─── Records supplied ───

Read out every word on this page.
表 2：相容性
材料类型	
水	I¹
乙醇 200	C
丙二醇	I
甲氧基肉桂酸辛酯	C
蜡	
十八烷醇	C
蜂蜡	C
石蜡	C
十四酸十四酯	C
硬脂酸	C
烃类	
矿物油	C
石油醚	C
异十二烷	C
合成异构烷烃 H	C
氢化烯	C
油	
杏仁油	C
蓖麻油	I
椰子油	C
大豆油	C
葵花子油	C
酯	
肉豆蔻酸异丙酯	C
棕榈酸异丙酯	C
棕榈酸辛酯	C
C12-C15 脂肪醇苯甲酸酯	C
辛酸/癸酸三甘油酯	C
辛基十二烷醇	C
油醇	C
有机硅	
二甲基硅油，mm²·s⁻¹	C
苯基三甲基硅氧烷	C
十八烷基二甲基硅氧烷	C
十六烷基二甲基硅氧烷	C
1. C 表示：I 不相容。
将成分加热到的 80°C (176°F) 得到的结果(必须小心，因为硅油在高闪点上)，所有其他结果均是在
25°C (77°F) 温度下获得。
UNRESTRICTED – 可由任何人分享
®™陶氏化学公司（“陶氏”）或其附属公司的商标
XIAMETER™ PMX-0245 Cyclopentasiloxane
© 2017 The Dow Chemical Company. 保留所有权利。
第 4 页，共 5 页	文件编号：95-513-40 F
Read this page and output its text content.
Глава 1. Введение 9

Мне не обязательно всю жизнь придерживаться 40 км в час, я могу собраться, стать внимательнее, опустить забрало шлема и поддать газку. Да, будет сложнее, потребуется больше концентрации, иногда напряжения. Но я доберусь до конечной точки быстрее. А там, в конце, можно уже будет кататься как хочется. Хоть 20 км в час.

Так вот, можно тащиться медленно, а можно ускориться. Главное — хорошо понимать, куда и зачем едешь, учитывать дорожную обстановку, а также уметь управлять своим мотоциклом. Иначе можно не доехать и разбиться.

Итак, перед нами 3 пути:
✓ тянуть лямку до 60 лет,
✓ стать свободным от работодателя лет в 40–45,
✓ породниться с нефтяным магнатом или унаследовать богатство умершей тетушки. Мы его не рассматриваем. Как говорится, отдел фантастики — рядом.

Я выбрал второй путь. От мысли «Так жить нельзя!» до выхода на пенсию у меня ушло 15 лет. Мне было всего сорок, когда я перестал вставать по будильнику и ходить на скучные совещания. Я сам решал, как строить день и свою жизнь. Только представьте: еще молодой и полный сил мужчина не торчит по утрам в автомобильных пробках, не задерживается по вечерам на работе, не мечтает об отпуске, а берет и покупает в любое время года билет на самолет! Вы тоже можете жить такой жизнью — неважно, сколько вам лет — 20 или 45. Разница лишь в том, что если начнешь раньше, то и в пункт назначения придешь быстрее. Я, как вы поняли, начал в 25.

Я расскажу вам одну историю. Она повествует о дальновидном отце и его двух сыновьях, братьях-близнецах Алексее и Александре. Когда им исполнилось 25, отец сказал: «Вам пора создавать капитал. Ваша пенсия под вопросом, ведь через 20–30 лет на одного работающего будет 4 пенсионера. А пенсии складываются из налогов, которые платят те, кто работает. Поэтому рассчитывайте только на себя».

───

Task requirements
Copy the material above back out, exactly as written.

Output
Read out every word on this page.
表 2：相容性
材料类型	
水	I¹
乙醇 200	C
丙二醇	I
甲氧基肉桂酸辛酯	C
蜡	
十八烷醇	C
蜂蜡	C
石蜡	C
十四酸十四酯	C
硬脂酸	C
烃类	
矿物油	C
石油醚	C
异十二烷	C
合成异构烷烃 H	C
氢化烯	C
油	
杏仁油	C
蓖麻油	I
椰子油	C
大豆油	C
葵花子油	C
酯	
肉豆蔻酸异丙酯	C
棕榈酸异丙酯	C
棕榈酸辛酯	C
C12-C15 脂肪醇苯甲酸酯	C
辛酸/癸酸三甘油酯	C
辛基十二烷醇	C
油醇	C
有机硅	
二甲基硅油，mm²·s⁻¹	C
苯基三甲基硅氧烷	C
十八烷基二甲基硅氧烷	C
十六烷基二甲基硅氧烷	C
1. C 表示：I 不相容。
将成分加热到的 80°C (176°F) 得到的结果(必须小心，因为硅油在高闪点上)，所有其他结果均是在
25°C (77°F) 温度下获得。
UNRESTRICTED – 可由任何人分享
®™陶氏化学公司（“陶氏”）或其附属公司的商标
XIAMETER™ PMX-0245 Cyclopentasiloxane
© 2017 The Dow Chemical Company. 保留所有权利。
第 4 页，共 5 页	文件编号：95-513-40 F
Read this page and output its text content.
Глава 1. Введение 9

Мне не обязательно всю жизнь придерживаться 40 км в час, я могу собраться, стать внимательнее, опустить забрало шлема и поддать газку. Да, будет сложнее, потребуется больше концентрации, иногда напряжения. Но я доберусь до конечной точки быстрее. А там, в конце, можно уже будет кататься как хочется. Хоть 20 км в час.

Так вот, можно тащиться медленно, а можно ускориться. Главное — хорошо понимать, куда и зачем едешь, учитывать дорожную обстановку, а также уметь управлять своим мотоциклом. Иначе можно не доехать и разбиться.

Итак, перед нами 3 пути:
✓ тянуть лямку до 60 лет,
✓ стать свободным от работодателя лет в 40–45,
✓ породниться с нефтяным магнатом или унаследовать богатство умершей тетушки. Мы его не рассматриваем. Как говорится, отдел фантастики — рядом.

Я выбрал второй путь. От мысли «Так жить нельзя!» до выхода на пенсию у меня ушло 15 лет. Мне было всего сорок, когда я перестал вставать по будильнику и ходить на скучные совещания. Я сам решал, как строить день и свою жизнь. Только представьте: еще молодой и полный сил мужчина не торчит по утрам в автомобильных пробках, не задерживается по вечерам на работе, не мечтает об отпуске, а берет и покупает в любое время года билет на самолет! Вы тоже можете жить такой жизнью — неважно, сколько вам лет — 20 или 45. Разница лишь в том, что если начнешь раньше, то и в пункт назначения придешь быстрее. Я, как вы поняли, начал в 25.

Я расскажу вам одну историю. Она повествует о дальновидном отце и его двух сыновьях, братьях-близнецах Алексее и Александре. Когда им исполнилось 25, отец сказал: «Вам пора создавать капитал. Ваша пенсия под вопросом, ведь через 20–30 лет на одного работающего будет 4 пенсионера. А пенсии складываются из налогов, которые платят те, кто работает. Поэтому рассчитывайте только на себя».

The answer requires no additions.